- Requirements: In the interview with the artist Elizabeth A. Baker, what is the title of the album she recorded as a Radcliffe fellow?

- Extract:
-- Start --

The Honourable Elizabeth A. Baker is a new Renaissance artist, whose current work explores the natural energies of sonic spaces and seeks to dismantle the hierarchies that humans have imposed on the world (and themselves). During her time as a 2021-2022 Radcliffe fellow, Baker has immersed in the Poetry Room’s audio archive and recorded several new mesmerizing pieces that combine an innovative array of electronic instruments (including one that was built specifically for her) with samples from the WPR’s archival sound recordings. The result: AGGRESSIVE PILLOW TALK, an album that aims “to liberate sound from a human-centric narrative.” Click here to access recordings of “Underbelly Law” (recorded in the Law School garage) and “Vibes Under Watchful Eyes” and “Dynamic PONG” (recorded in the Poetry Room).
This April, I had the pleasure of speaking with Elizabeth about her creative process: this blog post presents selections from our hour-long conversation.
Your Radcliffe project is called “Field Studies”: why did you choose to use a poetry sound archive as the “field”?
The concept was originally that I would just go into a natural location, and tap into its energy and become part of the sonicscape that is there. However, it took a little bit to get acclimated to the “crimson tape” that is a hallmark of Harvard and the new timeline would basically have pushed the project into the winter. And, the gear itself doesn’t like to operate at certain temperatures.
So, I started thinking: what is a “field,” what is a “sonicscape”? Also, what resources does Harvard have? And it was like: “Oh, they have tons of archives.”
A lot of people believe that nature is separate from humanity. But humans exist within nature, as do the things they create. So the Poetry Room’s archival recordings are snapshots of sonic ecosystems. And, in the archive itself, a sonic ecosystem is not just the area that you can hear—every sonic ecosystem is interconnected and is a full part of a larger cosmic sonic ecosystem. The field is not the physical space, it’s a different conception of what field means.
Was there anything specific about the voices of the poets you chose (Cid Corman, Carl Sandburg, Jack Kerouac, and Buckminster Fuller) that drew you towards them?
A lot of digital audio is pulled from dirty or desiccated records, so you get too many pops and clicks, but the Sandburg and Corman were recorded really well, and they also spoke at a rate that was really easy to sample. And when I say “really easy,” I probably spent at least 4 to 6 hours on each reading. It’s a tedious process to go through every single recording and figure out what (often less than one-second) clip is going to make sense for what I want to do. You have to be familiar with the original content, cut it down to what you think you might want to use, and then start building the virtual instrument sessions from there.
How do you turn these recordings into instruments?
I took the original audio and it [Ableton] analyzed the pitches and the perimeter of time, and then from that I was able to create these harmonic lines, and I’ve stretched them out further from their natural cadence. I’ve just mashed it, stretched it, contorted it, added feedback and delay and other things to really take it to the next level.
When you sample from poetry recordings, do the recordings retain any of the distinctiveness of human speech?

-- End --

- Given data:
-- Start --

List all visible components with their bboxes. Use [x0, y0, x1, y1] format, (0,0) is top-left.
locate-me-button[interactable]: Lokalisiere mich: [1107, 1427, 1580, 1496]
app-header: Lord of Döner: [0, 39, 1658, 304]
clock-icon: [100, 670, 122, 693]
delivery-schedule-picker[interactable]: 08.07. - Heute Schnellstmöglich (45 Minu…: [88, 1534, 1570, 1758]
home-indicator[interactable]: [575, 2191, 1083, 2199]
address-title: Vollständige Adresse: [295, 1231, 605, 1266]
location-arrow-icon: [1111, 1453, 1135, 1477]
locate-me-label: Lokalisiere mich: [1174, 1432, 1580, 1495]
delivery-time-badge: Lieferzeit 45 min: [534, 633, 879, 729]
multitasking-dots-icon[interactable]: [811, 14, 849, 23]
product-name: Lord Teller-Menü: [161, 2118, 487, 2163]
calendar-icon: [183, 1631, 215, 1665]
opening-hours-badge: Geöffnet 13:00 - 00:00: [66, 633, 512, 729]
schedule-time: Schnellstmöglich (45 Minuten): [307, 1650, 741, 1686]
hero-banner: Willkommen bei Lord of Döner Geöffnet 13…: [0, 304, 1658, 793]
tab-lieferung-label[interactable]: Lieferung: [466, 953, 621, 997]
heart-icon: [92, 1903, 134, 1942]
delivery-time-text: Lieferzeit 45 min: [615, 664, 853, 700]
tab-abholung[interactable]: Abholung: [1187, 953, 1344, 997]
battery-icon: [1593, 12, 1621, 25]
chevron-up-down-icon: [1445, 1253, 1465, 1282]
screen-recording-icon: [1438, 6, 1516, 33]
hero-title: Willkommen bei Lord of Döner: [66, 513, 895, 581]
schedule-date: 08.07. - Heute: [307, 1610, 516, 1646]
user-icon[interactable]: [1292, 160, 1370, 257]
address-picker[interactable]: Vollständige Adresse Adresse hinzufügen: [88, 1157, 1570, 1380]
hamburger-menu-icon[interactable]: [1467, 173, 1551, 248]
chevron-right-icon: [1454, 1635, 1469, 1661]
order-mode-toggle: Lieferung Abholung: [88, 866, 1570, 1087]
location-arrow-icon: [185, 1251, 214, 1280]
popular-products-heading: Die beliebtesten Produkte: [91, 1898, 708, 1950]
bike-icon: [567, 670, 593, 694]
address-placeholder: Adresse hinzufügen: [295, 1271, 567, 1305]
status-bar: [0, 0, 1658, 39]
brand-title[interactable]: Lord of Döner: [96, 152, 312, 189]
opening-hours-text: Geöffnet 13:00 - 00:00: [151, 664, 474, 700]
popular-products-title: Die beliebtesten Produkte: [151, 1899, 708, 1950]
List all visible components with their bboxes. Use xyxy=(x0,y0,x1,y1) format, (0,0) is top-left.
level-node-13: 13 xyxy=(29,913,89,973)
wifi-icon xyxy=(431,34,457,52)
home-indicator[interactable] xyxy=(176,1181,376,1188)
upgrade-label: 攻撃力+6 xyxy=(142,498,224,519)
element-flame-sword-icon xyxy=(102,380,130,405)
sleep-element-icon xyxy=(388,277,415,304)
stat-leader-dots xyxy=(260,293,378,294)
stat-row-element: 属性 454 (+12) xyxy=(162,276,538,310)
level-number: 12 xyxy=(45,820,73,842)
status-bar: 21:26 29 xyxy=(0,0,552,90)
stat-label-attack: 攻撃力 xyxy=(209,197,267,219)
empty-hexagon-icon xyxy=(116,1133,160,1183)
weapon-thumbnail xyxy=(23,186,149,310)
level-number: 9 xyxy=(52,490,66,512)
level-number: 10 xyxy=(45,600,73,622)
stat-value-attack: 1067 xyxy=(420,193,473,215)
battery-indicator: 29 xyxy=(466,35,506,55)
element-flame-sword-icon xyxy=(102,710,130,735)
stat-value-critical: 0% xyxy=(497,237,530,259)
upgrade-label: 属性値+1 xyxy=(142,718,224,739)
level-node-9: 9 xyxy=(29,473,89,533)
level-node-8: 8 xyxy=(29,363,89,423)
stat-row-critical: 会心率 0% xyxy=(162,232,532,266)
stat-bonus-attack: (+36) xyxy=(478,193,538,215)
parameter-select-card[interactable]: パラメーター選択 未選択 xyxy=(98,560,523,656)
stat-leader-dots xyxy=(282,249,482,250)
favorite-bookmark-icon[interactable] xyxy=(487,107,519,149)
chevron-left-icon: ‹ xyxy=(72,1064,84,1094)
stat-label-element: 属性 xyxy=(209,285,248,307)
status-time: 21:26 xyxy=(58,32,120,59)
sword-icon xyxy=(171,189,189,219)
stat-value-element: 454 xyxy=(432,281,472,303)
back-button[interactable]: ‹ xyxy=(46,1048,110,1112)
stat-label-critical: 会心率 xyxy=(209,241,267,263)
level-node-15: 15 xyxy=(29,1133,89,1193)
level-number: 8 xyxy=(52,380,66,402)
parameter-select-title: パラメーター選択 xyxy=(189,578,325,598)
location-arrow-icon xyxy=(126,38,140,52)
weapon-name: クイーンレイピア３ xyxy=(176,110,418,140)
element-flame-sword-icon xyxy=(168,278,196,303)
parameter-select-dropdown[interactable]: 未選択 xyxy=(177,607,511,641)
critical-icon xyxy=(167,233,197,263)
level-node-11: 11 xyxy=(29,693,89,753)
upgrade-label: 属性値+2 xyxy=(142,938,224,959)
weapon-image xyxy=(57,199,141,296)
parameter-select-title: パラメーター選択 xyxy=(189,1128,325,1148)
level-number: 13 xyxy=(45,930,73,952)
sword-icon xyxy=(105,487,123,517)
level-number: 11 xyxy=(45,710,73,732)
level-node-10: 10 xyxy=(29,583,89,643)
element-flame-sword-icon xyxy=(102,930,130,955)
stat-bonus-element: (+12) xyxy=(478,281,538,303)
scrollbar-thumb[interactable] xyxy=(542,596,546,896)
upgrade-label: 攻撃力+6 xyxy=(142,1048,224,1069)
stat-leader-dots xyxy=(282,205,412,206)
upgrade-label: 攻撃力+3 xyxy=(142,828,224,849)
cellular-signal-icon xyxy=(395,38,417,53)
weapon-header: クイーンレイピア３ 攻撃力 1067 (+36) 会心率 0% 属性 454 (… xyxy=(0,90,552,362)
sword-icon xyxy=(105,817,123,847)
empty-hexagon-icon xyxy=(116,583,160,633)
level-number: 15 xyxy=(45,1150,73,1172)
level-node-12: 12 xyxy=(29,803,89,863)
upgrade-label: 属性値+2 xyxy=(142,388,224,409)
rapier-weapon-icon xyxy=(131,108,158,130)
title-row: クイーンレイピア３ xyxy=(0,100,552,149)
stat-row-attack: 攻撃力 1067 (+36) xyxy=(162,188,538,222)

-- End --

- Exercise solution: AGGRESSIVE PILLOW TALK